WHAT THE TASK ASKS. Search the listing for the string "JSON" and copy every line that contains it.

RECORD EXTRACTS.
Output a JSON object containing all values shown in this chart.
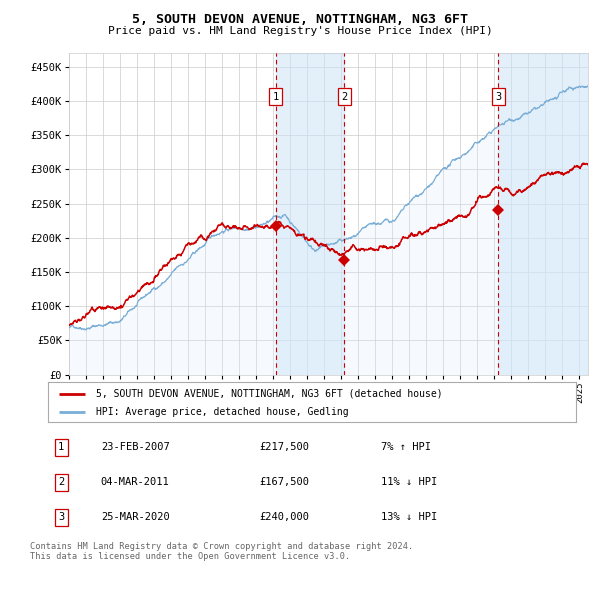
{
  "title": "5, SOUTH DEVON AVENUE, NOTTINGHAM, NG3 6FT",
  "subtitle": "Price paid vs. HM Land Registry's House Price Index (HPI)",
  "ylim": [
    0,
    470000
  ],
  "yticks": [
    0,
    50000,
    100000,
    150000,
    200000,
    250000,
    300000,
    350000,
    400000,
    450000
  ],
  "ytick_labels": [
    "£0",
    "£50K",
    "£100K",
    "£150K",
    "£200K",
    "£250K",
    "£300K",
    "£350K",
    "£400K",
    "£450K"
  ],
  "sale_color": "#cc0000",
  "hpi_color": "#7aaed6",
  "hpi_fill_color": "#ddeeff",
  "vline_color": "#cc0000",
  "transactions": [
    {
      "id": 1,
      "date_num": 2007.14,
      "price": 217500,
      "label": "23-FEB-2007",
      "price_str": "£217,500",
      "change": "7% ↑ HPI"
    },
    {
      "id": 2,
      "date_num": 2011.17,
      "price": 167500,
      "label": "04-MAR-2011",
      "price_str": "£167,500",
      "change": "11% ↓ HPI"
    },
    {
      "id": 3,
      "date_num": 2020.23,
      "price": 240000,
      "label": "25-MAR-2020",
      "price_str": "£240,000",
      "change": "13% ↓ HPI"
    }
  ],
  "legend_sale_label": "5, SOUTH DEVON AVENUE, NOTTINGHAM, NG3 6FT (detached house)",
  "legend_hpi_label": "HPI: Average price, detached house, Gedling",
  "footnote": "Contains HM Land Registry data © Crown copyright and database right 2024.\nThis data is licensed under the Open Government Licence v3.0.",
  "xmin": 1995.0,
  "xmax": 2025.5,
  "background_color": "#ffffff",
  "grid_color": "#cccccc"
}
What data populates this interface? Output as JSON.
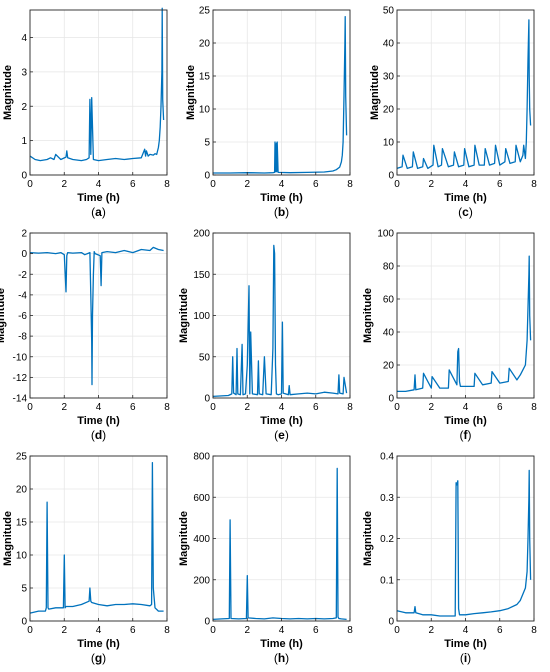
{
  "figure": {
    "colors": {
      "line": "#0072BD",
      "grid": "#e6e6e6",
      "axis": "#262626",
      "text": "#000000"
    }
  },
  "chart_data": [
    {
      "panel_label": "(a)",
      "type": "line",
      "xlabel": "Time (h)",
      "ylabel": "Magnitude",
      "xlim": [
        0,
        8
      ],
      "ylim": [
        0,
        4.8
      ],
      "xticks": [
        "0",
        "2",
        "4",
        "6",
        "8"
      ],
      "yticks": [
        "0",
        "1",
        "2",
        "3",
        "4"
      ],
      "ytick_values": [
        0,
        1,
        2,
        3,
        4
      ],
      "grid": true,
      "series": [
        {
          "x": [
            0,
            0.3,
            0.6,
            1,
            1.2,
            1.4,
            1.5,
            1.8,
            2.1,
            2.15,
            2.2,
            2.5,
            3,
            3.3,
            3.45,
            3.5,
            3.55,
            3.6,
            3.7,
            4,
            4.5,
            5,
            5.5,
            6,
            6.5,
            6.7,
            6.75,
            6.8,
            6.9,
            7,
            7.2,
            7.3,
            7.4,
            7.5,
            7.55,
            7.6,
            7.65,
            7.7,
            7.72,
            7.75,
            7.8
          ],
          "y": [
            0.55,
            0.45,
            0.42,
            0.45,
            0.5,
            0.45,
            0.6,
            0.45,
            0.52,
            0.7,
            0.5,
            0.45,
            0.42,
            0.45,
            0.5,
            2.2,
            0.6,
            2.25,
            0.45,
            0.42,
            0.45,
            0.48,
            0.45,
            0.48,
            0.5,
            0.75,
            0.55,
            0.7,
            0.55,
            0.6,
            0.58,
            0.62,
            0.6,
            0.8,
            1.0,
            1.4,
            2.0,
            3.0,
            4.85,
            2.2,
            1.6
          ]
        }
      ]
    },
    {
      "panel_label": "(b)",
      "type": "line",
      "xlabel": "Time (h)",
      "ylabel": "Magnitude",
      "xlim": [
        0,
        8
      ],
      "ylim": [
        0,
        25
      ],
      "xticks": [
        "0",
        "2",
        "4",
        "6",
        "8"
      ],
      "yticks": [
        "0",
        "5",
        "10",
        "15",
        "20",
        "25"
      ],
      "ytick_values": [
        0,
        5,
        10,
        15,
        20,
        25
      ],
      "grid": true,
      "series": [
        {
          "x": [
            0,
            1,
            2,
            3,
            3.5,
            3.6,
            3.62,
            3.65,
            3.7,
            3.72,
            3.75,
            3.8,
            4.5,
            5.5,
            6.5,
            7,
            7.2,
            7.4,
            7.5,
            7.55,
            7.6,
            7.65,
            7.7,
            7.72,
            7.75,
            7.8
          ],
          "y": [
            0.3,
            0.3,
            0.35,
            0.3,
            0.35,
            0.4,
            5.0,
            0.5,
            4.8,
            0.5,
            5.0,
            0.4,
            0.35,
            0.4,
            0.45,
            0.6,
            0.8,
            1.2,
            2.0,
            3.0,
            5.0,
            12,
            20,
            24,
            12,
            6
          ]
        }
      ]
    },
    {
      "panel_label": "(c)",
      "type": "line",
      "xlabel": "Time (h)",
      "ylabel": "Magnitude",
      "xlim": [
        0,
        8
      ],
      "ylim": [
        0,
        50
      ],
      "xticks": [
        "0",
        "2",
        "4",
        "6",
        "8"
      ],
      "yticks": [
        "0",
        "10",
        "20",
        "30",
        "40",
        "50"
      ],
      "ytick_values": [
        0,
        10,
        20,
        30,
        40,
        50
      ],
      "grid": true,
      "series": [
        {
          "x": [
            0,
            0.3,
            0.35,
            0.6,
            0.9,
            0.95,
            1.2,
            1.5,
            1.55,
            1.8,
            2.1,
            2.15,
            2.4,
            2.6,
            2.65,
            3,
            3.3,
            3.35,
            3.6,
            3.9,
            3.95,
            4.2,
            4.5,
            4.55,
            4.8,
            5.1,
            5.15,
            5.4,
            5.7,
            5.75,
            6,
            6.3,
            6.35,
            6.6,
            6.9,
            6.95,
            7.2,
            7.35,
            7.4,
            7.5,
            7.55,
            7.6,
            7.65,
            7.7,
            7.72,
            7.75,
            7.8
          ],
          "y": [
            2,
            2.5,
            6,
            2,
            2.5,
            7,
            2,
            2.5,
            5,
            2,
            3,
            9,
            2.5,
            3,
            8,
            2.5,
            3,
            7,
            2.5,
            3,
            8,
            2.5,
            3,
            9,
            3,
            3,
            8,
            3,
            3.5,
            9,
            3,
            4,
            8,
            3.5,
            4,
            9,
            4,
            6,
            9,
            5,
            10,
            20,
            35,
            47,
            30,
            20,
            15
          ]
        }
      ]
    },
    {
      "panel_label": "(d)",
      "type": "line",
      "xlabel": "Time (h)",
      "ylabel": "Magnitude",
      "xlim": [
        0,
        8
      ],
      "ylim": [
        -14,
        2
      ],
      "xticks": [
        "0",
        "2",
        "4",
        "6",
        "8"
      ],
      "yticks": [
        "-14",
        "-12",
        "-10",
        "-8",
        "-6",
        "-4",
        "-2",
        "0",
        "2"
      ],
      "ytick_values": [
        -14,
        -12,
        -10,
        -8,
        -6,
        -4,
        -2,
        0,
        2
      ],
      "grid": true,
      "series": [
        {
          "x": [
            0,
            0.5,
            1,
            1.5,
            1.8,
            2,
            2.1,
            2.15,
            2.2,
            2.5,
            3,
            3.2,
            3.5,
            3.55,
            3.6,
            3.62,
            3.65,
            3.7,
            3.75,
            3.8,
            4.1,
            4.15,
            4.2,
            4.5,
            5,
            5.5,
            6,
            6.5,
            7,
            7.2,
            7.5,
            7.8
          ],
          "y": [
            0.1,
            0.05,
            0.1,
            0.0,
            0.1,
            -0.1,
            -3.7,
            -0.2,
            0.1,
            0.05,
            0.1,
            -0.1,
            0.1,
            -4,
            -8.5,
            -12.7,
            -6,
            -2,
            0.2,
            0.0,
            -0.2,
            -3.1,
            0.1,
            0.2,
            0.1,
            0.3,
            0.1,
            0.4,
            0.3,
            0.6,
            0.4,
            0.3
          ]
        }
      ]
    },
    {
      "panel_label": "(e)",
      "type": "line",
      "xlabel": "Time (h)",
      "ylabel": "Magnitude",
      "xlim": [
        0,
        8
      ],
      "ylim": [
        0,
        200
      ],
      "xticks": [
        "0",
        "2",
        "4",
        "6",
        "8"
      ],
      "yticks": [
        "0",
        "50",
        "100",
        "150",
        "200"
      ],
      "ytick_values": [
        0,
        50,
        100,
        150,
        200
      ],
      "grid": true,
      "series": [
        {
          "x": [
            0,
            0.9,
            1.1,
            1.15,
            1.2,
            1.35,
            1.4,
            1.45,
            1.6,
            1.7,
            1.75,
            1.9,
            2.0,
            2.1,
            2.15,
            2.2,
            2.3,
            2.6,
            2.65,
            2.7,
            2.9,
            3.0,
            3.1,
            3.4,
            3.5,
            3.55,
            3.6,
            3.65,
            3.7,
            3.8,
            4.0,
            4.05,
            4.1,
            4.4,
            4.45,
            4.5,
            5,
            5.5,
            6,
            6.5,
            7,
            7.3,
            7.35,
            7.4,
            7.6,
            7.65,
            7.8
          ],
          "y": [
            2,
            3,
            5,
            50,
            6,
            4,
            60,
            5,
            4,
            65,
            4,
            5,
            40,
            136,
            5,
            80,
            5,
            4,
            45,
            5,
            4,
            50,
            5,
            4,
            60,
            185,
            175,
            40,
            5,
            4,
            5,
            92,
            6,
            4,
            15,
            4,
            5,
            6,
            5,
            7,
            6,
            5,
            28,
            6,
            5,
            25,
            6
          ]
        }
      ]
    },
    {
      "panel_label": "(f)",
      "type": "line",
      "xlabel": "Time (h)",
      "ylabel": "Magnitude",
      "xlim": [
        0,
        8
      ],
      "ylim": [
        0,
        100
      ],
      "xticks": [
        "0",
        "2",
        "4",
        "6",
        "8"
      ],
      "yticks": [
        "0",
        "20",
        "40",
        "60",
        "80",
        "100"
      ],
      "ytick_values": [
        0,
        20,
        40,
        60,
        80,
        100
      ],
      "grid": true,
      "series": [
        {
          "x": [
            0,
            0.5,
            1,
            1.05,
            1.1,
            1.5,
            1.55,
            2,
            2.05,
            2.5,
            3,
            3.05,
            3.5,
            3.55,
            3.6,
            3.65,
            3.7,
            4,
            4.5,
            4.55,
            5,
            5.5,
            5.55,
            6,
            6.5,
            6.55,
            7,
            7.2,
            7.4,
            7.5,
            7.6,
            7.65,
            7.7,
            7.72,
            7.75,
            7.8
          ],
          "y": [
            4,
            4,
            5,
            14,
            5,
            6,
            15,
            6,
            13,
            6,
            6,
            17,
            8,
            28,
            30,
            10,
            7,
            7,
            7,
            15,
            8,
            9,
            16,
            9,
            10,
            18,
            11,
            14,
            18,
            20,
            35,
            55,
            75,
            86,
            50,
            35
          ]
        }
      ]
    },
    {
      "panel_label": "(g)",
      "type": "line",
      "xlabel": "Time (h)",
      "ylabel": "Magnitude",
      "xlim": [
        0,
        8
      ],
      "ylim": [
        0,
        25
      ],
      "xticks": [
        "0",
        "2",
        "4",
        "6",
        "8"
      ],
      "yticks": [
        "0",
        "5",
        "10",
        "15",
        "20",
        "25"
      ],
      "ytick_values": [
        0,
        5,
        10,
        15,
        20,
        25
      ],
      "grid": true,
      "series": [
        {
          "x": [
            0,
            0.5,
            0.9,
            0.95,
            1.0,
            1.05,
            1.1,
            1.5,
            1.95,
            2.0,
            2.05,
            2.1,
            2.5,
            3.0,
            3.45,
            3.5,
            3.55,
            3.6,
            4.0,
            4.5,
            5.0,
            5.5,
            6.0,
            6.5,
            7.0,
            7.1,
            7.15,
            7.2,
            7.3,
            7.5,
            7.8
          ],
          "y": [
            1.2,
            1.5,
            1.5,
            2,
            18,
            2,
            1.8,
            2,
            2,
            10,
            2,
            2.2,
            2.2,
            2.5,
            3,
            5,
            3,
            2.8,
            2.5,
            2.3,
            2.5,
            2.5,
            2.6,
            2.5,
            2.3,
            2.5,
            24,
            5,
            2,
            1.5,
            1.5
          ]
        }
      ]
    },
    {
      "panel_label": "(h)",
      "type": "line",
      "xlabel": "Time (h)",
      "ylabel": "Magnitude",
      "xlim": [
        0,
        8
      ],
      "ylim": [
        0,
        800
      ],
      "xticks": [
        "0",
        "2",
        "4",
        "6",
        "8"
      ],
      "yticks": [
        "0",
        "200",
        "400",
        "600",
        "800"
      ],
      "ytick_values": [
        0,
        200,
        400,
        600,
        800
      ],
      "grid": true,
      "series": [
        {
          "x": [
            0,
            0.5,
            0.95,
            1.0,
            1.05,
            1.5,
            1.95,
            2.0,
            2.05,
            2.5,
            3,
            3.5,
            4,
            4.5,
            5,
            5.5,
            6,
            6.5,
            7.0,
            7.2,
            7.25,
            7.3,
            7.35,
            7.5,
            7.8
          ],
          "y": [
            8,
            10,
            12,
            490,
            12,
            10,
            12,
            220,
            15,
            12,
            10,
            15,
            12,
            10,
            12,
            10,
            12,
            10,
            12,
            15,
            740,
            20,
            12,
            10,
            8
          ]
        }
      ]
    },
    {
      "panel_label": "(i)",
      "type": "line",
      "xlabel": "Time (h)",
      "ylabel": "Magnitude",
      "xlim": [
        0,
        8
      ],
      "ylim": [
        0,
        0.4
      ],
      "xticks": [
        "0",
        "2",
        "4",
        "6",
        "8"
      ],
      "yticks": [
        "0",
        "0.1",
        "0.2",
        "0.3",
        "0.4"
      ],
      "ytick_values": [
        0,
        0.1,
        0.2,
        0.3,
        0.4
      ],
      "grid": true,
      "series": [
        {
          "x": [
            0,
            0.5,
            1.0,
            1.05,
            1.1,
            1.5,
            2,
            2.5,
            3,
            3.4,
            3.45,
            3.5,
            3.55,
            3.6,
            3.65,
            4,
            4.5,
            5,
            5.5,
            6,
            6.5,
            7,
            7.2,
            7.4,
            7.5,
            7.6,
            7.65,
            7.7,
            7.72,
            7.75,
            7.8
          ],
          "y": [
            0.025,
            0.02,
            0.02,
            0.035,
            0.02,
            0.015,
            0.015,
            0.012,
            0.012,
            0.012,
            0.335,
            0.33,
            0.34,
            0.03,
            0.015,
            0.015,
            0.018,
            0.02,
            0.022,
            0.025,
            0.03,
            0.04,
            0.05,
            0.07,
            0.08,
            0.12,
            0.2,
            0.3,
            0.365,
            0.2,
            0.1
          ]
        }
      ]
    }
  ]
}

RESULT.
Output a JSON object containing all values shown in this chart.
What data populates this interface? Output as JSON.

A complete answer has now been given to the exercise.